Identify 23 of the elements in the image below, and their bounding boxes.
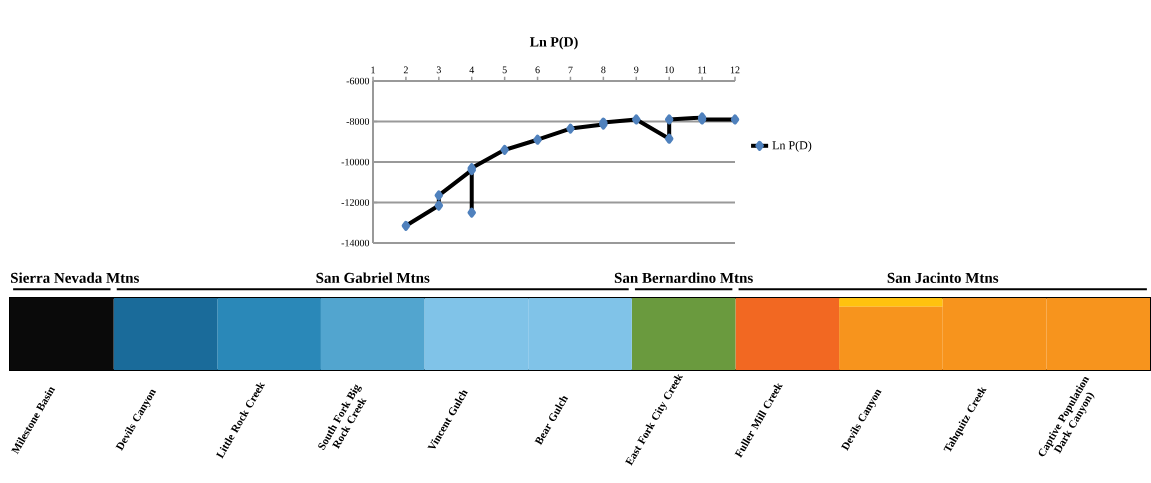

**********

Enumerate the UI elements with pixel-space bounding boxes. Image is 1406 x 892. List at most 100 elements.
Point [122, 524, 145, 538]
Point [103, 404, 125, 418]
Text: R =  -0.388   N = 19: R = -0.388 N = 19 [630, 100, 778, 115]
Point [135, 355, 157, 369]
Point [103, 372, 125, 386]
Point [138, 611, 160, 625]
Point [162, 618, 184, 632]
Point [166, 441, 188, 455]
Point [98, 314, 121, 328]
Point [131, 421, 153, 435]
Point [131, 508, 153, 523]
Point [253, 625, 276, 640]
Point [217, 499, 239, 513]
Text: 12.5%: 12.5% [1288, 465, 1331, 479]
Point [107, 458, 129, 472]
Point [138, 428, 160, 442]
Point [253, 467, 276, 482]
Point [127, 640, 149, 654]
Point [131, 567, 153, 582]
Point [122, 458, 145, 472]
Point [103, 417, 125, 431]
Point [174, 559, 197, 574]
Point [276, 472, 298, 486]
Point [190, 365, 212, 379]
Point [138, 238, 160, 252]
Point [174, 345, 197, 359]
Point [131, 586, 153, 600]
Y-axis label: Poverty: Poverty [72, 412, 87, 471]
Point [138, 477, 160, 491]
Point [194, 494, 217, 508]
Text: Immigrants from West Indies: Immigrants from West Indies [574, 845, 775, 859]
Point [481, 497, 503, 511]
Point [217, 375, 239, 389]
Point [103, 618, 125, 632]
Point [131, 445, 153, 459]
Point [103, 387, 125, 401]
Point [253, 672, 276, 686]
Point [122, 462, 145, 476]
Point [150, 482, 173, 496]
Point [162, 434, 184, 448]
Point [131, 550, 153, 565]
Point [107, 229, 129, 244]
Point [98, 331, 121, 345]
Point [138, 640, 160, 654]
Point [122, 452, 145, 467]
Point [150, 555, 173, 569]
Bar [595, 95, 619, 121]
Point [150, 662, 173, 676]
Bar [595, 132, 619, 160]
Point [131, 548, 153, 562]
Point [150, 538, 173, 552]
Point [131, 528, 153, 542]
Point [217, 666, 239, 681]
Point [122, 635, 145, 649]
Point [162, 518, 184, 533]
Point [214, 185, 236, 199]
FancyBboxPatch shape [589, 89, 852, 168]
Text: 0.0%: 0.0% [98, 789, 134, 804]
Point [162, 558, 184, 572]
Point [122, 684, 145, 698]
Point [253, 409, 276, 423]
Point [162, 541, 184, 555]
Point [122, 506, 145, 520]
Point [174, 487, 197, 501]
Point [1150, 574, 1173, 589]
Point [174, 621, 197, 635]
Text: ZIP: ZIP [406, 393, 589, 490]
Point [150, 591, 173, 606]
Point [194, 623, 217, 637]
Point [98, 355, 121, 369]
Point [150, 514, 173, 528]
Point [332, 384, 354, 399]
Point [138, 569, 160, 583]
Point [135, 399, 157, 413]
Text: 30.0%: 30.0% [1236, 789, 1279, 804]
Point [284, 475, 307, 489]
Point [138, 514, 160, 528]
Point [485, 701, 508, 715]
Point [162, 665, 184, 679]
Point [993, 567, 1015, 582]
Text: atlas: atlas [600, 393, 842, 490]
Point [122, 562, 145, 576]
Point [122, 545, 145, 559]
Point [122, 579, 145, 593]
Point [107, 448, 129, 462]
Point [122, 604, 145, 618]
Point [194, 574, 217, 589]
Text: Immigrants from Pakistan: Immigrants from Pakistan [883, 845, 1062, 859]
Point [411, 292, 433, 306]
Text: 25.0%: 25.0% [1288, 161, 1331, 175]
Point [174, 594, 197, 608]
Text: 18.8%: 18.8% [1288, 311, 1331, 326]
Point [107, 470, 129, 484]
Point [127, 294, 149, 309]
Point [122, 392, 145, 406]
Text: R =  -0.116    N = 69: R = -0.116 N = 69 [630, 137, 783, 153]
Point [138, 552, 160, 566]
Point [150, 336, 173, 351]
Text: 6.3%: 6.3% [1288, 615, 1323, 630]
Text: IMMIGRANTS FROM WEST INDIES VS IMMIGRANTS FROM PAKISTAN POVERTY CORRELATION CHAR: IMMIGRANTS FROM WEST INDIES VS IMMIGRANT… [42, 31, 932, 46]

**********

> **WHAT YOU WILL DO**:
Set down the stretch of lines from the one containing "Enumerate the UI" through the one containing "Point [481, 497, 503, 511]", both included, reproducing each line exactly.

> **WORKED SOLUTION**:
Enumerate the UI elements with pixel-space bounding boxes. Image is 1406 x 892. List at most 100 elements.
Point [122, 524, 145, 538]
Point [103, 404, 125, 418]
Text: R =  -0.388   N = 19: R = -0.388 N = 19 [630, 100, 778, 115]
Point [135, 355, 157, 369]
Point [103, 372, 125, 386]
Point [138, 611, 160, 625]
Point [162, 618, 184, 632]
Point [166, 441, 188, 455]
Point [98, 314, 121, 328]
Point [131, 421, 153, 435]
Point [131, 508, 153, 523]
Point [253, 625, 276, 640]
Point [217, 499, 239, 513]
Text: 12.5%: 12.5% [1288, 465, 1331, 479]
Point [107, 458, 129, 472]
Point [138, 428, 160, 442]
Point [253, 467, 276, 482]
Point [127, 640, 149, 654]
Point [131, 567, 153, 582]
Point [122, 458, 145, 472]
Point [103, 417, 125, 431]
Point [174, 559, 197, 574]
Point [276, 472, 298, 486]
Point [190, 365, 212, 379]
Point [138, 238, 160, 252]
Point [174, 345, 197, 359]
Point [131, 586, 153, 600]
Y-axis label: Poverty: Poverty [72, 412, 87, 471]
Point [138, 477, 160, 491]
Point [194, 494, 217, 508]
Text: Immigrants from West Indies: Immigrants from West Indies [574, 845, 775, 859]
Point [481, 497, 503, 511]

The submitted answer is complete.